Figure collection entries
· · ·

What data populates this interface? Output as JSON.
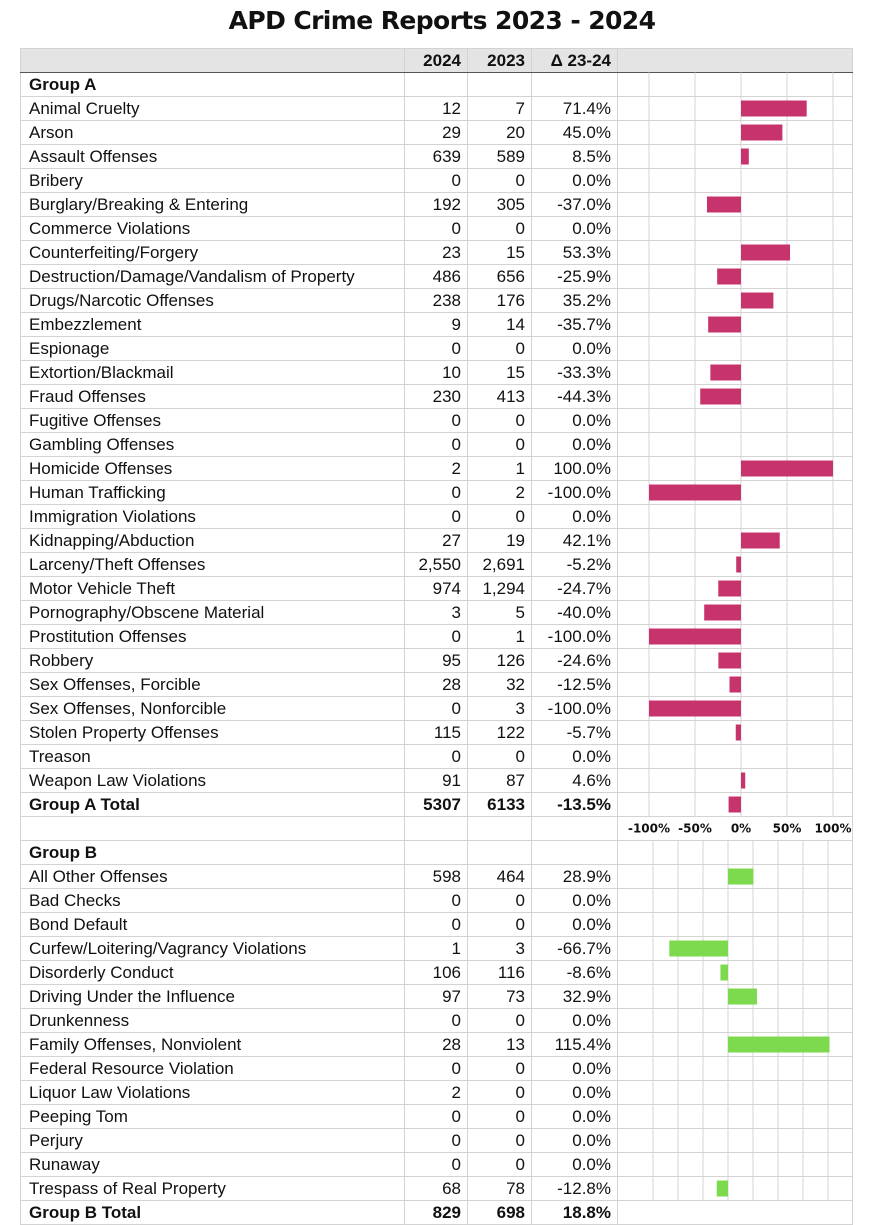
{
  "title": "APD Crime Reports 2023 - 2024",
  "headers": {
    "name": "",
    "y2024": "2024",
    "y2023": "2023",
    "delta": "Δ 23-24"
  },
  "groups": [
    {
      "label": "Group A",
      "color": "#c7336c",
      "rows": [
        {
          "name": "Animal Cruelty",
          "y2024": "12",
          "y2023": "7",
          "delta": "71.4%"
        },
        {
          "name": "Arson",
          "y2024": "29",
          "y2023": "20",
          "delta": "45.0%"
        },
        {
          "name": "Assault Offenses",
          "y2024": "639",
          "y2023": "589",
          "delta": "8.5%"
        },
        {
          "name": "Bribery",
          "y2024": "0",
          "y2023": "0",
          "delta": "0.0%"
        },
        {
          "name": "Burglary/Breaking & Entering",
          "y2024": "192",
          "y2023": "305",
          "delta": "-37.0%"
        },
        {
          "name": "Commerce Violations",
          "y2024": "0",
          "y2023": "0",
          "delta": "0.0%"
        },
        {
          "name": "Counterfeiting/Forgery",
          "y2024": "23",
          "y2023": "15",
          "delta": "53.3%"
        },
        {
          "name": "Destruction/Damage/Vandalism of Property",
          "y2024": "486",
          "y2023": "656",
          "delta": "-25.9%"
        },
        {
          "name": "Drugs/Narcotic Offenses",
          "y2024": "238",
          "y2023": "176",
          "delta": "35.2%"
        },
        {
          "name": "Embezzlement",
          "y2024": "9",
          "y2023": "14",
          "delta": "-35.7%"
        },
        {
          "name": "Espionage",
          "y2024": "0",
          "y2023": "0",
          "delta": "0.0%"
        },
        {
          "name": "Extortion/Blackmail",
          "y2024": "10",
          "y2023": "15",
          "delta": "-33.3%"
        },
        {
          "name": "Fraud Offenses",
          "y2024": "230",
          "y2023": "413",
          "delta": "-44.3%"
        },
        {
          "name": "Fugitive Offenses",
          "y2024": "0",
          "y2023": "0",
          "delta": "0.0%"
        },
        {
          "name": "Gambling Offenses",
          "y2024": "0",
          "y2023": "0",
          "delta": "0.0%"
        },
        {
          "name": "Homicide Offenses",
          "y2024": "2",
          "y2023": "1",
          "delta": "100.0%"
        },
        {
          "name": "Human Trafficking",
          "y2024": "0",
          "y2023": "2",
          "delta": "-100.0%"
        },
        {
          "name": "Immigration Violations",
          "y2024": "0",
          "y2023": "0",
          "delta": "0.0%"
        },
        {
          "name": "Kidnapping/Abduction",
          "y2024": "27",
          "y2023": "19",
          "delta": "42.1%"
        },
        {
          "name": "Larceny/Theft Offenses",
          "y2024": "2,550",
          "y2023": "2,691",
          "delta": "-5.2%"
        },
        {
          "name": "Motor Vehicle Theft",
          "y2024": "974",
          "y2023": "1,294",
          "delta": "-24.7%"
        },
        {
          "name": "Pornography/Obscene Material",
          "y2024": "3",
          "y2023": "5",
          "delta": "-40.0%"
        },
        {
          "name": "Prostitution Offenses",
          "y2024": "0",
          "y2023": "1",
          "delta": "-100.0%"
        },
        {
          "name": "Robbery",
          "y2024": "95",
          "y2023": "126",
          "delta": "-24.6%"
        },
        {
          "name": "Sex Offenses, Forcible",
          "y2024": "28",
          "y2023": "32",
          "delta": "-12.5%"
        },
        {
          "name": "Sex Offenses, Nonforcible",
          "y2024": "0",
          "y2023": "3",
          "delta": "-100.0%"
        },
        {
          "name": "Stolen Property Offenses",
          "y2024": "115",
          "y2023": "122",
          "delta": "-5.7%"
        },
        {
          "name": "Treason",
          "y2024": "0",
          "y2023": "0",
          "delta": "0.0%"
        },
        {
          "name": "Weapon Law Violations",
          "y2024": "91",
          "y2023": "87",
          "delta": "4.6%"
        }
      ],
      "total": {
        "name": "Group A Total",
        "y2024": "5307",
        "y2023": "6133",
        "delta": "-13.5%"
      }
    },
    {
      "label": "Group B",
      "color": "#7dd94e",
      "rows": [
        {
          "name": "All Other Offenses",
          "y2024": "598",
          "y2023": "464",
          "delta": "28.9%"
        },
        {
          "name": "Bad Checks",
          "y2024": "0",
          "y2023": "0",
          "delta": "0.0%"
        },
        {
          "name": "Bond Default",
          "y2024": "0",
          "y2023": "0",
          "delta": "0.0%"
        },
        {
          "name": "Curfew/Loitering/Vagrancy Violations",
          "y2024": "1",
          "y2023": "3",
          "delta": "-66.7%"
        },
        {
          "name": "Disorderly Conduct",
          "y2024": "106",
          "y2023": "116",
          "delta": "-8.6%"
        },
        {
          "name": "Driving Under the Influence",
          "y2024": "97",
          "y2023": "73",
          "delta": "32.9%"
        },
        {
          "name": "Drunkenness",
          "y2024": "0",
          "y2023": "0",
          "delta": "0.0%"
        },
        {
          "name": "Family Offenses, Nonviolent",
          "y2024": "28",
          "y2023": "13",
          "delta": "115.4%"
        },
        {
          "name": "Federal Resource Violation",
          "y2024": "0",
          "y2023": "0",
          "delta": "0.0%"
        },
        {
          "name": "Liquor Law Violations",
          "y2024": "2",
          "y2023": "0",
          "delta": "0.0%"
        },
        {
          "name": "Peeping Tom",
          "y2024": "0",
          "y2023": "0",
          "delta": "0.0%"
        },
        {
          "name": "Perjury",
          "y2024": "0",
          "y2023": "0",
          "delta": "0.0%"
        },
        {
          "name": "Runaway",
          "y2024": "0",
          "y2023": "0",
          "delta": "0.0%"
        },
        {
          "name": "Trespass of Real Property",
          "y2024": "68",
          "y2023": "78",
          "delta": "-12.8%"
        }
      ],
      "total": {
        "name": "Group B Total",
        "y2024": "829",
        "y2023": "698",
        "delta": "18.8%"
      }
    }
  ],
  "chart_data": [
    {
      "type": "bar",
      "orientation": "horizontal",
      "categories": [
        "Animal Cruelty",
        "Arson",
        "Assault Offenses",
        "Bribery",
        "Burglary/Breaking & Entering",
        "Commerce Violations",
        "Counterfeiting/Forgery",
        "Destruction/Damage/Vandalism of Property",
        "Drugs/Narcotic Offenses",
        "Embezzlement",
        "Espionage",
        "Extortion/Blackmail",
        "Fraud Offenses",
        "Fugitive Offenses",
        "Gambling Offenses",
        "Homicide Offenses",
        "Human Trafficking",
        "Immigration Violations",
        "Kidnapping/Abduction",
        "Larceny/Theft Offenses",
        "Motor Vehicle Theft",
        "Pornography/Obscene Material",
        "Prostitution Offenses",
        "Robbery",
        "Sex Offenses, Forcible",
        "Sex Offenses, Nonforcible",
        "Stolen Property Offenses",
        "Treason",
        "Weapon Law Violations",
        "Group A Total"
      ],
      "values": [
        71.4,
        45.0,
        8.5,
        0,
        -37.0,
        0,
        53.3,
        -25.9,
        35.2,
        -35.7,
        0,
        -33.3,
        -44.3,
        0,
        0,
        100.0,
        -100.0,
        0,
        42.1,
        -5.2,
        -24.7,
        -40.0,
        -100.0,
        -24.6,
        -12.5,
        -100.0,
        -5.7,
        0,
        4.6,
        -13.5
      ],
      "xlim": [
        -100,
        100
      ],
      "ticks": [
        "-100%",
        "-50%",
        "0%",
        "50%",
        "100%"
      ],
      "color": "#c7336c"
    },
    {
      "type": "bar",
      "orientation": "horizontal",
      "categories": [
        "All Other Offenses",
        "Bad Checks",
        "Bond Default",
        "Curfew/Loitering/Vagrancy Violations",
        "Disorderly Conduct",
        "Driving Under the Influence",
        "Drunkenness",
        "Family Offenses, Nonviolent",
        "Federal Resource Violation",
        "Liquor Law Violations",
        "Peeping Tom",
        "Perjury",
        "Runaway",
        "Trespass of Real Property",
        "Group B Total"
      ],
      "values": [
        28.9,
        0,
        0,
        -66.7,
        -8.6,
        32.9,
        0,
        115.4,
        0,
        0,
        0,
        0,
        0,
        -12.8,
        18.8
      ],
      "color": "#7dd94e"
    }
  ]
}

· · ·

**What the task asks**
Lines holding the word "Forgery" should be counted across the entries; state only how many there are.

**Response for this exercise**
2